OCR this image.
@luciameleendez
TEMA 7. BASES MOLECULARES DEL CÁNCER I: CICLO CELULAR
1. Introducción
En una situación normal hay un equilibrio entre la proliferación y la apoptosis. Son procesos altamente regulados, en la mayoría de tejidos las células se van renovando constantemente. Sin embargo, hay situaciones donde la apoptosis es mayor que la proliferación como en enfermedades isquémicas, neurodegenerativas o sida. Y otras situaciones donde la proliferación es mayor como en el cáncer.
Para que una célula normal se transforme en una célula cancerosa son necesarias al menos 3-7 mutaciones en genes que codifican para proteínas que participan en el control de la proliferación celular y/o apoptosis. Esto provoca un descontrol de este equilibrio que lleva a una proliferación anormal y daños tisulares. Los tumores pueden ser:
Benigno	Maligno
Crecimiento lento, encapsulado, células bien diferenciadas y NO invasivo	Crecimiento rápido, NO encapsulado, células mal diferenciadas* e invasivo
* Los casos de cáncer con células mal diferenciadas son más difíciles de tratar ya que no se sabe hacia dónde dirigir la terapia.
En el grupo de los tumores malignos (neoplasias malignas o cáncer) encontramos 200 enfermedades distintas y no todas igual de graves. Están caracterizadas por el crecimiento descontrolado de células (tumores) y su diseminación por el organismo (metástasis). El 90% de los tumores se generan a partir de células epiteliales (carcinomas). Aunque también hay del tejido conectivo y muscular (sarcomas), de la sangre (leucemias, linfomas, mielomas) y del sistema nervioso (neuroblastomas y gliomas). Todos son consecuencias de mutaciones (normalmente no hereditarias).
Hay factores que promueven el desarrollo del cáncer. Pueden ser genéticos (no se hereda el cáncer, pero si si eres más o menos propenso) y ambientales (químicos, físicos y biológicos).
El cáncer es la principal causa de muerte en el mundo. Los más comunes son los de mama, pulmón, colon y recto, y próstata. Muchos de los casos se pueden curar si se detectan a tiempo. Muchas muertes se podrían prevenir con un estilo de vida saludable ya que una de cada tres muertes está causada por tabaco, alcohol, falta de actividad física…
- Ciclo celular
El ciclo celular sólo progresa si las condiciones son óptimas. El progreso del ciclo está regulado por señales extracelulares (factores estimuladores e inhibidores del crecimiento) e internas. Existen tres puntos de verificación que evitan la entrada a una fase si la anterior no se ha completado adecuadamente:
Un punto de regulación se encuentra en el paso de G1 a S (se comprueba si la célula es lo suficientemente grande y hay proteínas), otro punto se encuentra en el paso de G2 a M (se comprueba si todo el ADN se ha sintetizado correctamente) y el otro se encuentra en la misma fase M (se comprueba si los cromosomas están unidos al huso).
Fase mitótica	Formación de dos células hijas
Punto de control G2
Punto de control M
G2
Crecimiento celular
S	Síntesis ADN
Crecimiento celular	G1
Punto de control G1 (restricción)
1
- - - - -
# [WHAT IS REQUIRED]
The word "menos" may appear in several lines of the data; copy every line where it does.

# [TASK OUTPUT]
Para que una célula normal se transforme en una célula cancerosa son necesarias al menos 3-7 mutaciones en genes que codifican para proteínas que participan en el control de la proliferación celular y/o apoptosis. Esto provoca un descontrol de este equilibrio que lleva a una proliferación anormal y daños tisulares. Los tumores pueden ser:
Hay factores que promueven el desarrollo del cáncer. Pueden ser genéticos (no se hereda el cáncer, pero si si eres más o menos propenso) y ambientales (químicos, físicos y biológicos).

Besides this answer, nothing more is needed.